**Given problem**
Pick out all lines of the entries that include the word "acceptance" and copy them.

**Records provided**
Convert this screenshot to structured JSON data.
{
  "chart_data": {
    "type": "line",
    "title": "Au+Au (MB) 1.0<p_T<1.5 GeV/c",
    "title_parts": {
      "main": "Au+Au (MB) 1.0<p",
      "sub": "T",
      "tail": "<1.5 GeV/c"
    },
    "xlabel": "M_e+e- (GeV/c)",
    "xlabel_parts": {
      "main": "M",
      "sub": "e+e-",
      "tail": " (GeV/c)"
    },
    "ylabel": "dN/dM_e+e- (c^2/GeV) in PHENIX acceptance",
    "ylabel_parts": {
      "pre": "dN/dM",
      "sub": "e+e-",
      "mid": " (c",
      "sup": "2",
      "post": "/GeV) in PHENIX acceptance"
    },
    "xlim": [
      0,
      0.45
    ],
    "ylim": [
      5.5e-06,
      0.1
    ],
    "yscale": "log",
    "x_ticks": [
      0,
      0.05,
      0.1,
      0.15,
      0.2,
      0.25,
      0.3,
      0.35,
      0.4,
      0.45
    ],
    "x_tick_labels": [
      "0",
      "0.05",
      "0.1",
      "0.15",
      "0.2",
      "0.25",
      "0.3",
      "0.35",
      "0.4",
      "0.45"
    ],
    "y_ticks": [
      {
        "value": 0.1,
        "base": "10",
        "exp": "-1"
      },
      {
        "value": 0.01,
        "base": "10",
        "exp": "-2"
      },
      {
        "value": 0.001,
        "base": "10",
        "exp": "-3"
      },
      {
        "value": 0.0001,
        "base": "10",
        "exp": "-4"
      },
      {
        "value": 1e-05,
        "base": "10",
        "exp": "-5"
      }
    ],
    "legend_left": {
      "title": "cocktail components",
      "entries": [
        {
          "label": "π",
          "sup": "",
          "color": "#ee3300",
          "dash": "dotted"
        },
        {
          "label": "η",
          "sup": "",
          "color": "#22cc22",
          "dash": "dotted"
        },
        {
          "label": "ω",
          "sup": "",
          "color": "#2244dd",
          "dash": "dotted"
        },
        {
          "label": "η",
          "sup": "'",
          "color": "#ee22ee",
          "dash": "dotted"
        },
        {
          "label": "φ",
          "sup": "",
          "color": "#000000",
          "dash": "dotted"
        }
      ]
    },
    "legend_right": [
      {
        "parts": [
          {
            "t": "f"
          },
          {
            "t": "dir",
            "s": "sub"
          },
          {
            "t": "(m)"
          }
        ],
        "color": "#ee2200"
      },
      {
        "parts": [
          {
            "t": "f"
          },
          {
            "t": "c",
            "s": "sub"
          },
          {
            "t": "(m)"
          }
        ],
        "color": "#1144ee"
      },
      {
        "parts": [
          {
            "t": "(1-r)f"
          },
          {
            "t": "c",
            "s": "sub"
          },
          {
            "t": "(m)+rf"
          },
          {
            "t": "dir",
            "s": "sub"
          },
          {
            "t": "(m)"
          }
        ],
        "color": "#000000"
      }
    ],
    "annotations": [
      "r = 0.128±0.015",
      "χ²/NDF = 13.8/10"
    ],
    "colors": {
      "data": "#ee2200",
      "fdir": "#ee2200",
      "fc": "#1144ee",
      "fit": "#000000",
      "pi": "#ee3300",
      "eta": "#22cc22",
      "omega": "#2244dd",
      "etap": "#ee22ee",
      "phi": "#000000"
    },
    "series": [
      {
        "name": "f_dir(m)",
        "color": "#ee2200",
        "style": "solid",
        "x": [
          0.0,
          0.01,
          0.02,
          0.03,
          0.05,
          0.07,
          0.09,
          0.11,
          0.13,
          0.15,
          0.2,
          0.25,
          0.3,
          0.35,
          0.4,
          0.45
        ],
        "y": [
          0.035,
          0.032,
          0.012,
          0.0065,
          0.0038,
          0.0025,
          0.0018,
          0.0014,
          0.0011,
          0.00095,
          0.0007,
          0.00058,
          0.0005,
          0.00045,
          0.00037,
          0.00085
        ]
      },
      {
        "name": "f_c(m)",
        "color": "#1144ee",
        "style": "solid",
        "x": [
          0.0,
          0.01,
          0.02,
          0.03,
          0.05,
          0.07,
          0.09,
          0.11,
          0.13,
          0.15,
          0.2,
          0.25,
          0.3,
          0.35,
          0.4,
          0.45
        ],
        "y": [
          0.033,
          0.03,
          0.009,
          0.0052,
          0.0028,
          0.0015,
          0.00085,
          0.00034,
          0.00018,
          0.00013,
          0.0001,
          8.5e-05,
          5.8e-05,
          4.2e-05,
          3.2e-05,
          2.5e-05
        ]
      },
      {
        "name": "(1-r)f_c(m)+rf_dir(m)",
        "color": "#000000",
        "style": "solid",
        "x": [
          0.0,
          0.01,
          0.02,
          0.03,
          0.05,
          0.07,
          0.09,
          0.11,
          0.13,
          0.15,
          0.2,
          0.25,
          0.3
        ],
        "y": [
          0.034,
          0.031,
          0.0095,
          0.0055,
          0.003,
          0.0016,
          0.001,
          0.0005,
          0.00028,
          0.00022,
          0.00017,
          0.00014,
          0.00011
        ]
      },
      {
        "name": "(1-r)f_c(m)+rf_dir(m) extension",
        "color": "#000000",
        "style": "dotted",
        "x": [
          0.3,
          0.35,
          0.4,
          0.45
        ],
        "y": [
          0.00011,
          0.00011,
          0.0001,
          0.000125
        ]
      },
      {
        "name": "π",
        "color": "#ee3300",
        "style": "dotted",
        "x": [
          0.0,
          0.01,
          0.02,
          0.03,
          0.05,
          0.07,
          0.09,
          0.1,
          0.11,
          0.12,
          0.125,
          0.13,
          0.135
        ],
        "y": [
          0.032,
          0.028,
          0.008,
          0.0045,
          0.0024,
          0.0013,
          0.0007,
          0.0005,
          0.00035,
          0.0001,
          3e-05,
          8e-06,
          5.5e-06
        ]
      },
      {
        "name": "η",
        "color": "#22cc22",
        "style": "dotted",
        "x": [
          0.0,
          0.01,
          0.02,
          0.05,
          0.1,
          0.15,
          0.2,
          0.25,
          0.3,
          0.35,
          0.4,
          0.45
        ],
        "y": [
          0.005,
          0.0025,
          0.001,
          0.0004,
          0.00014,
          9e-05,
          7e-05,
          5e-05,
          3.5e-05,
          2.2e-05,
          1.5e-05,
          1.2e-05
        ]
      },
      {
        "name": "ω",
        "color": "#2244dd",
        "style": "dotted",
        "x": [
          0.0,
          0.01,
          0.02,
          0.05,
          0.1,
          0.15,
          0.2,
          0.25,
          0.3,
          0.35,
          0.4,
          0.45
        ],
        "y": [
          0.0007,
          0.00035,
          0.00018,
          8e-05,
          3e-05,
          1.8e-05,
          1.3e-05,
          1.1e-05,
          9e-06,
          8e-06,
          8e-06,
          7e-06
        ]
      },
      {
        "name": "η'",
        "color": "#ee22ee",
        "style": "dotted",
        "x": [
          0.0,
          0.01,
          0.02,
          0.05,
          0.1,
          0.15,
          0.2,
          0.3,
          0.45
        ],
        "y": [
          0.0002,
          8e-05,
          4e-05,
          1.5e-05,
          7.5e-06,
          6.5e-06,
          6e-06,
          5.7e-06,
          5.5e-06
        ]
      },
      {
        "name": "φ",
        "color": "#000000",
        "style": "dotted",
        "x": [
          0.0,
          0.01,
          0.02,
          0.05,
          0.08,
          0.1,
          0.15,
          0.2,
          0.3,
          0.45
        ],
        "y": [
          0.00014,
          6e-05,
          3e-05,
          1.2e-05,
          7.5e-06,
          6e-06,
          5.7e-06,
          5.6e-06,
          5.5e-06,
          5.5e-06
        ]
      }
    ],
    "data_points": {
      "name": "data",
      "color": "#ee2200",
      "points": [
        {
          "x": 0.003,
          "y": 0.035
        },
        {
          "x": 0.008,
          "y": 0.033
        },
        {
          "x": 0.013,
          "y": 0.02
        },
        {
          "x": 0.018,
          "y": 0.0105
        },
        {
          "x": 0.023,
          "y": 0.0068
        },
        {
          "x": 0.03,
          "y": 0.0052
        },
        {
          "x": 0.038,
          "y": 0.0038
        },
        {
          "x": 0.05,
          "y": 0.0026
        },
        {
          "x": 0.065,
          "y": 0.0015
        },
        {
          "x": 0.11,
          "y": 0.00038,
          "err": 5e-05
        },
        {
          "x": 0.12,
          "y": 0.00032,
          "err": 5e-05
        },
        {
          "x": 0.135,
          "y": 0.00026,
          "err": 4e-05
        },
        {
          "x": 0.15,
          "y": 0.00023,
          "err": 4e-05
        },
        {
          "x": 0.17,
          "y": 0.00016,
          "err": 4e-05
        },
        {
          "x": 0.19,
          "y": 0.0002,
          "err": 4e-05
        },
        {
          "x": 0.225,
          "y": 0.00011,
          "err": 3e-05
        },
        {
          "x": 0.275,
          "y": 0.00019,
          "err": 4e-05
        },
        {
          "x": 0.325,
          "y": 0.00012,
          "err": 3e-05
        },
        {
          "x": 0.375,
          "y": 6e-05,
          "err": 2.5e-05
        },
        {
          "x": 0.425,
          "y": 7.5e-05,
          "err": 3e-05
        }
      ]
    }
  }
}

**Output for this task**
    "ylabel": "dN/dM_e+e- (c^2/GeV) in PHENIX acceptance",
      "post": "/GeV) in PHENIX acceptance"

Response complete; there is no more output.